THE REQUEST: Each line that holds the word "pracy" counts once; give the total number of such lines and nothing else.

DATASET ROWS:
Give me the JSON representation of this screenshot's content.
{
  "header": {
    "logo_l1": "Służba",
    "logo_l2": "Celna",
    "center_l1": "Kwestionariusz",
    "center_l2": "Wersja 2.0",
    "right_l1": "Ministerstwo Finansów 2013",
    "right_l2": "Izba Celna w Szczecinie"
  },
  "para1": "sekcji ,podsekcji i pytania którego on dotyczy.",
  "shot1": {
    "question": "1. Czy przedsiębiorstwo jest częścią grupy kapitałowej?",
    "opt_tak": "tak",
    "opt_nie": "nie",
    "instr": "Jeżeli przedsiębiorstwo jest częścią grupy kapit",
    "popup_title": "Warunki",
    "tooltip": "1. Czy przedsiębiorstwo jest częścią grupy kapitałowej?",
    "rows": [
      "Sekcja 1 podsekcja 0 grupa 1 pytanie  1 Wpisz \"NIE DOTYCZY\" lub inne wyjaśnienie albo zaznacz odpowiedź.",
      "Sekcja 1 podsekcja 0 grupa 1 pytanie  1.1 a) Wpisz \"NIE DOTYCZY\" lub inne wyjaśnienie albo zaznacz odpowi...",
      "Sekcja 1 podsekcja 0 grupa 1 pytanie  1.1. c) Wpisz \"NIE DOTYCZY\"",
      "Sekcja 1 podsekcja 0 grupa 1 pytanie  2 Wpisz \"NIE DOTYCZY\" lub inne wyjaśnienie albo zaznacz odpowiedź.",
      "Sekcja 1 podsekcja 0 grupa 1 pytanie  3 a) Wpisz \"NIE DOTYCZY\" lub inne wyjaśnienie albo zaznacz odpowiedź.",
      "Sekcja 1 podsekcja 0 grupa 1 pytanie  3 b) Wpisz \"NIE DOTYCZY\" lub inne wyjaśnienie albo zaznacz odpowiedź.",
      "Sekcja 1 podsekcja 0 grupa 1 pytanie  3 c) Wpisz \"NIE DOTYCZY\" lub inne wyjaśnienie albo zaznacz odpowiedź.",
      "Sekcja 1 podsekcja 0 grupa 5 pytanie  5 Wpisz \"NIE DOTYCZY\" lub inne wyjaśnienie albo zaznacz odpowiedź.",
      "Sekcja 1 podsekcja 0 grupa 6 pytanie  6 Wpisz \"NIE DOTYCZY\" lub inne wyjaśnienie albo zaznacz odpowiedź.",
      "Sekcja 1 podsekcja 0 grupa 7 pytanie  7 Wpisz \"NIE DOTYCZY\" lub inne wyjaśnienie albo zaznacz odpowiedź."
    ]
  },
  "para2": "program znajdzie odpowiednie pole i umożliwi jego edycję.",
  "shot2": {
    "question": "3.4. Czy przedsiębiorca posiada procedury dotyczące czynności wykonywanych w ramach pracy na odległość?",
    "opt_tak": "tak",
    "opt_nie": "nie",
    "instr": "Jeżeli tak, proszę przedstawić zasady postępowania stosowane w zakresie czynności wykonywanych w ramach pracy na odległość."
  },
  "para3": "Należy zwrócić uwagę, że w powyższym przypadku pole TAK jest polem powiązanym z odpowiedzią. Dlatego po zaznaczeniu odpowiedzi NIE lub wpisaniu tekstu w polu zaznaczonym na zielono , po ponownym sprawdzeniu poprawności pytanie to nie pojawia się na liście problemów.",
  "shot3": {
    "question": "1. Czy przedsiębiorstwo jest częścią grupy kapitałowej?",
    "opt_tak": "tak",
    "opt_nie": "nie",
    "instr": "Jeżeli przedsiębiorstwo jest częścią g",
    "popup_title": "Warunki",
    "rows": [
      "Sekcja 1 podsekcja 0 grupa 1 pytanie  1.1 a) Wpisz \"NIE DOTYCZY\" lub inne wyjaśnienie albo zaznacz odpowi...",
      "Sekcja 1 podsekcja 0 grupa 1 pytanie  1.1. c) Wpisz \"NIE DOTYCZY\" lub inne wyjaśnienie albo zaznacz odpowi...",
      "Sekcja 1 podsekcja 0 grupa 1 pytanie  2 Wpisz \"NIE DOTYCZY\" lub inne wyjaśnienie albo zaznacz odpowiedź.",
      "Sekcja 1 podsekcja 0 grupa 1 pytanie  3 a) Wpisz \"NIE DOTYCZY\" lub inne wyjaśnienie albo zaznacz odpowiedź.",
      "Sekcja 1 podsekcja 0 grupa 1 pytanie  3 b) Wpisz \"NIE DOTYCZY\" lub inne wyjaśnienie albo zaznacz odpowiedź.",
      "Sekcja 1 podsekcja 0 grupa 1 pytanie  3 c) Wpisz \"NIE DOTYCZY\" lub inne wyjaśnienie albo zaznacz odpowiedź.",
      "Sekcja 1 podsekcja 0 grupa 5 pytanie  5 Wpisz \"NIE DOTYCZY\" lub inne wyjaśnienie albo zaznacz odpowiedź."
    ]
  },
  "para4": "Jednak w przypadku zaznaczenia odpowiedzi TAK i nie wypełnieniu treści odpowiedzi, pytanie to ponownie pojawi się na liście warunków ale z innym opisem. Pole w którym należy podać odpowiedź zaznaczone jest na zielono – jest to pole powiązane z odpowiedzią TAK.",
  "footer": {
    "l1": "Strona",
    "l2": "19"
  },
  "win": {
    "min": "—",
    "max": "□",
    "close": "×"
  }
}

COMPLETED EXERCISE: 2